Source data:
###

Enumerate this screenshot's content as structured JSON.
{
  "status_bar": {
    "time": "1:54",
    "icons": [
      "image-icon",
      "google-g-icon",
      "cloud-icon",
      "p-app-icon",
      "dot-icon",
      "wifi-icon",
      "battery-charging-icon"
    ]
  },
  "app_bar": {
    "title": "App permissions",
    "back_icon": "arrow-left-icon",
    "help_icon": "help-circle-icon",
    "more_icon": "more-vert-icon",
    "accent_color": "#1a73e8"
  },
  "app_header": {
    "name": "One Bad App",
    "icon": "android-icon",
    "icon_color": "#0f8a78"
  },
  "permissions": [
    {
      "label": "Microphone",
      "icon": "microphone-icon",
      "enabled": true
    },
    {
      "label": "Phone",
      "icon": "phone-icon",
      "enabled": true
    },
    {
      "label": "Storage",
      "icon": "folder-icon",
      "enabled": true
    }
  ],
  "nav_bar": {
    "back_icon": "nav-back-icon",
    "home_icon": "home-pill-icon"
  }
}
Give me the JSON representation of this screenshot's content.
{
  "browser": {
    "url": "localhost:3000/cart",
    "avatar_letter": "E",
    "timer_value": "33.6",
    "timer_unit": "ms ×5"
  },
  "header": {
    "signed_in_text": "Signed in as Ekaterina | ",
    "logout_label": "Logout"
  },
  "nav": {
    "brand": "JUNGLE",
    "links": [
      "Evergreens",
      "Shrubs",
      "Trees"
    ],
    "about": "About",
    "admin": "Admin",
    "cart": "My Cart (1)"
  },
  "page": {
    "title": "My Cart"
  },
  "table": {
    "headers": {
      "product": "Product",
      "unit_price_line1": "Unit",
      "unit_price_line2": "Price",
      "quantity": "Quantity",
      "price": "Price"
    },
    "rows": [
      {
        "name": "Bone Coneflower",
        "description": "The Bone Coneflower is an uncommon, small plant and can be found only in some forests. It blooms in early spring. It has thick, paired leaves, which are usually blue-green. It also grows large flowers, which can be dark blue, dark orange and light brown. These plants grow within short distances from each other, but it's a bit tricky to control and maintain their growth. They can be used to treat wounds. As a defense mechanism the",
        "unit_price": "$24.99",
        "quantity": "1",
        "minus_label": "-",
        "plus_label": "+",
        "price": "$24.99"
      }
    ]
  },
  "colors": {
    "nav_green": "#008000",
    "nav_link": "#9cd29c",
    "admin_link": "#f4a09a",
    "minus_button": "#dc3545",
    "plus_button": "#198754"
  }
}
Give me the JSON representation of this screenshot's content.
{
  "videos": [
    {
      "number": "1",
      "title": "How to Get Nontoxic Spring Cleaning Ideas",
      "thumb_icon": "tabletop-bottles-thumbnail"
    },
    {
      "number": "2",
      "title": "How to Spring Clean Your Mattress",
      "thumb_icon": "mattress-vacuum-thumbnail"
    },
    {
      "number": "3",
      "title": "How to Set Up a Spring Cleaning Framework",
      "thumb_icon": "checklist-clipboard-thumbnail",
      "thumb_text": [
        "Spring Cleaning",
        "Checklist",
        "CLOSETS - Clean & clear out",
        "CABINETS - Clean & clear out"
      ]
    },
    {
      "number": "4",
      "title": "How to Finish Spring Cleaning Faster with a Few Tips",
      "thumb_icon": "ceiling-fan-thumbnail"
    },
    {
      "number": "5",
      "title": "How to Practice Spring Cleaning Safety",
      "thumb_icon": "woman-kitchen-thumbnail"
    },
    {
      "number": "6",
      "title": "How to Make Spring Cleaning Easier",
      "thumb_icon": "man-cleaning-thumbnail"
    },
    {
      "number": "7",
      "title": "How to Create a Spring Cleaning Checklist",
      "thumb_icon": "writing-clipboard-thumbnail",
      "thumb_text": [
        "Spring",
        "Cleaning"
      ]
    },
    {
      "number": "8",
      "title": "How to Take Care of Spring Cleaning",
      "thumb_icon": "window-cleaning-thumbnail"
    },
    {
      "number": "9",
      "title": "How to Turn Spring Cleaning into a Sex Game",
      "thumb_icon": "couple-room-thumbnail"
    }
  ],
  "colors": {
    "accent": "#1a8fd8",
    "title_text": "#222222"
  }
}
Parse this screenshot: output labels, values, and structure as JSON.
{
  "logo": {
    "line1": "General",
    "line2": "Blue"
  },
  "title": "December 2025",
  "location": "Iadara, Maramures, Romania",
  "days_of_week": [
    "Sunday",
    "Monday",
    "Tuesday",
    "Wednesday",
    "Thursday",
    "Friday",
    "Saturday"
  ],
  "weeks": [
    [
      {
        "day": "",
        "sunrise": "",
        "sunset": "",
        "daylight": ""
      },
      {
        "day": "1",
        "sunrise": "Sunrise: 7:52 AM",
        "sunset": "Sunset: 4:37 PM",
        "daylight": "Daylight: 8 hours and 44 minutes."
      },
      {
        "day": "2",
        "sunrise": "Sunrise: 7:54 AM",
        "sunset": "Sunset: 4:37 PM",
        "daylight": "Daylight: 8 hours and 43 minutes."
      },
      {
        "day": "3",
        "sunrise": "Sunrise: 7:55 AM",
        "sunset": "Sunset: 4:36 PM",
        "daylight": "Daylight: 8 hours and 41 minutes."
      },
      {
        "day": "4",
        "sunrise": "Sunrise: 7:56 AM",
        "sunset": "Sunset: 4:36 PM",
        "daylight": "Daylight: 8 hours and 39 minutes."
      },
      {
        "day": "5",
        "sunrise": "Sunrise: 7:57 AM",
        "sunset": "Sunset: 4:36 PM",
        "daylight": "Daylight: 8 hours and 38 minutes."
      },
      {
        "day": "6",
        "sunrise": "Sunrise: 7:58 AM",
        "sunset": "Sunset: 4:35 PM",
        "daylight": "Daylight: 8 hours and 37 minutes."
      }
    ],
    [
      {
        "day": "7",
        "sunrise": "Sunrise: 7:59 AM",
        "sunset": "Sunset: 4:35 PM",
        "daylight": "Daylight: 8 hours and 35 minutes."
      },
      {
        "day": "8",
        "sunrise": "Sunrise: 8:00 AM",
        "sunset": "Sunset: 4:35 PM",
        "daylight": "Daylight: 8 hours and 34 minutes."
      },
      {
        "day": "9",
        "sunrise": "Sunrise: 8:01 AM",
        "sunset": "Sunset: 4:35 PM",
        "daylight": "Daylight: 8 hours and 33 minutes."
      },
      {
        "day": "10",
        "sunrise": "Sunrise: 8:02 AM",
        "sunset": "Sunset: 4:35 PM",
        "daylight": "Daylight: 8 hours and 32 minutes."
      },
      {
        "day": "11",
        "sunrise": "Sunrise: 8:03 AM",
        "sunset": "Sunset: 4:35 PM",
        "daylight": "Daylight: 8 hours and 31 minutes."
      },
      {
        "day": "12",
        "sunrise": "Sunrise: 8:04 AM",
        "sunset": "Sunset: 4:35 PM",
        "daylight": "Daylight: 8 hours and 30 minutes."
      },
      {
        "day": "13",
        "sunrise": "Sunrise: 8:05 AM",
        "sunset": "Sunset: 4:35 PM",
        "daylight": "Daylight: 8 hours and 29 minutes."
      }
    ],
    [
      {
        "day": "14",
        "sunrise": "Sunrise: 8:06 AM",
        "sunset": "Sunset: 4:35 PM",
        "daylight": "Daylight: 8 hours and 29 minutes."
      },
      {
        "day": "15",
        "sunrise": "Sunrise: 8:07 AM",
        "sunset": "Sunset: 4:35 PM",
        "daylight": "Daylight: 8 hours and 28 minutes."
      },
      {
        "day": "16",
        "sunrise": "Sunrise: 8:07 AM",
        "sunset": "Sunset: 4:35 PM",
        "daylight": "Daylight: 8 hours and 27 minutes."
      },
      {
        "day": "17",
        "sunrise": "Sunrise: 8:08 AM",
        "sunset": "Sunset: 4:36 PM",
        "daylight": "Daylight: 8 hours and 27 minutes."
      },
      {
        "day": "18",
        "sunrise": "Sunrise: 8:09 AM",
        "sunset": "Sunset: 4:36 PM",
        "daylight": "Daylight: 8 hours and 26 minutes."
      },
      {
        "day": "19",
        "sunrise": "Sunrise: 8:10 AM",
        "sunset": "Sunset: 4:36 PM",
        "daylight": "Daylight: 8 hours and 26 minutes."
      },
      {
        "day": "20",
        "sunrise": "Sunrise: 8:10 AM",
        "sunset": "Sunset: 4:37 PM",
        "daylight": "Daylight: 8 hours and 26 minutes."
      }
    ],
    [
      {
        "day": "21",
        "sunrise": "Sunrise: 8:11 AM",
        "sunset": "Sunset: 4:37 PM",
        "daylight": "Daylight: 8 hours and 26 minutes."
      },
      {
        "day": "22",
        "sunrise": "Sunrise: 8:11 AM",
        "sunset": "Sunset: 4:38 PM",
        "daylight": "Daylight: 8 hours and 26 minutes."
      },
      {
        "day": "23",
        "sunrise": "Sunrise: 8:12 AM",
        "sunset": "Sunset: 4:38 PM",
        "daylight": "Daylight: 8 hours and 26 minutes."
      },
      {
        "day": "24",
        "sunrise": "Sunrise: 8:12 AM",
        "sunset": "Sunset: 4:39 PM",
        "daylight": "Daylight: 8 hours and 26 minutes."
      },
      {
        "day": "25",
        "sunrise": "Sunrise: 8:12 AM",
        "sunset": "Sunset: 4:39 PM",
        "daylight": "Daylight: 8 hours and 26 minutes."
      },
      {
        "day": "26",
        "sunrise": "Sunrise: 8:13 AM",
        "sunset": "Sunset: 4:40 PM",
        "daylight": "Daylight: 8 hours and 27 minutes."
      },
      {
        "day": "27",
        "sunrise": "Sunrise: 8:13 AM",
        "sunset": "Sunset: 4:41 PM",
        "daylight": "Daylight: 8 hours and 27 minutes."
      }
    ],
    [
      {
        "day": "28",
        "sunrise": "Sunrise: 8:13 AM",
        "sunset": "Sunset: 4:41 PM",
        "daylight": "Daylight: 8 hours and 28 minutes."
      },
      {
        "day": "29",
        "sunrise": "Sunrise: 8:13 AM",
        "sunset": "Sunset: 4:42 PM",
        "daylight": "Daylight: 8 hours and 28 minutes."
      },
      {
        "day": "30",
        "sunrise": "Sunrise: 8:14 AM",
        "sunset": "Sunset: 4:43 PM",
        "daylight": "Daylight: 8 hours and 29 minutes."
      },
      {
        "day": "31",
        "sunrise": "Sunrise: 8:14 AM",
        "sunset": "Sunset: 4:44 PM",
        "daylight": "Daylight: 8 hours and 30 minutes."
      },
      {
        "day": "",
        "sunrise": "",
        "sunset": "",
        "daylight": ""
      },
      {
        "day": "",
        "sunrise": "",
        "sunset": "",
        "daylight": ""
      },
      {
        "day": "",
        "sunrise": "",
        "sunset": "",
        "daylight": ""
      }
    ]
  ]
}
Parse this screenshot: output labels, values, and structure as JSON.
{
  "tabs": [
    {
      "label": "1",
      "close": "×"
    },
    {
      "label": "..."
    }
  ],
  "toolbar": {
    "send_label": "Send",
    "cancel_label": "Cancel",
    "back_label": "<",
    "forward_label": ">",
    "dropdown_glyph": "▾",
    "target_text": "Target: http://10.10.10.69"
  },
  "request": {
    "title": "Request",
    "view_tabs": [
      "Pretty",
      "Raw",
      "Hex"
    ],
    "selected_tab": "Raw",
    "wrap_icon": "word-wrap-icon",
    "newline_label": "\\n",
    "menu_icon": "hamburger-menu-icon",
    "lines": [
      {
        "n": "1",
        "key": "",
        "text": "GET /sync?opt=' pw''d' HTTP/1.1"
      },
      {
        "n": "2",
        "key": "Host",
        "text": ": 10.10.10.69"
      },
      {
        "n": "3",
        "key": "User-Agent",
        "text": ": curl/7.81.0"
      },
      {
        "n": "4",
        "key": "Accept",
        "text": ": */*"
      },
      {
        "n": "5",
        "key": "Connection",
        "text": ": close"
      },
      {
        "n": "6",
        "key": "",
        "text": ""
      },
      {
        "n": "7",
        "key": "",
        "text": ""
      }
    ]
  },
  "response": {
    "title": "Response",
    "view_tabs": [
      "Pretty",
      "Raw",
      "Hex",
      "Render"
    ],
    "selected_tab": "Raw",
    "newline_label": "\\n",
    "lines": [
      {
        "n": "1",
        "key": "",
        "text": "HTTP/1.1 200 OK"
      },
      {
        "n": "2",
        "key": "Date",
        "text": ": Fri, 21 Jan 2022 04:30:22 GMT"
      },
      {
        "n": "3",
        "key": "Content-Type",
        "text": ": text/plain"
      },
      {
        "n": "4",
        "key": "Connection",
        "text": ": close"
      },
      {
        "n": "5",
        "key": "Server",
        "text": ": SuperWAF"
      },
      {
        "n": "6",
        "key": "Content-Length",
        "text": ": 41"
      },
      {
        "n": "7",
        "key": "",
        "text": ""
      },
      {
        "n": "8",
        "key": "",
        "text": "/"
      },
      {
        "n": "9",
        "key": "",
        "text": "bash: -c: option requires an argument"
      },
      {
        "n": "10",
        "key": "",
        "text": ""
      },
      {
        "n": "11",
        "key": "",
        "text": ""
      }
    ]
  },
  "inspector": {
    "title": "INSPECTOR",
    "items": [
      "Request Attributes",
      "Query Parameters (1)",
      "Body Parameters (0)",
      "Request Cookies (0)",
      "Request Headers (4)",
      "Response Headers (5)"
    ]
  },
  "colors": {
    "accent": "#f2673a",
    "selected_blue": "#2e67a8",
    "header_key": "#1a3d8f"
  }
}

###

In the records above, find each line that holds the word "name"; copy all such lines.

    "name": "One Bad App",
        "name": "Bone Coneflower",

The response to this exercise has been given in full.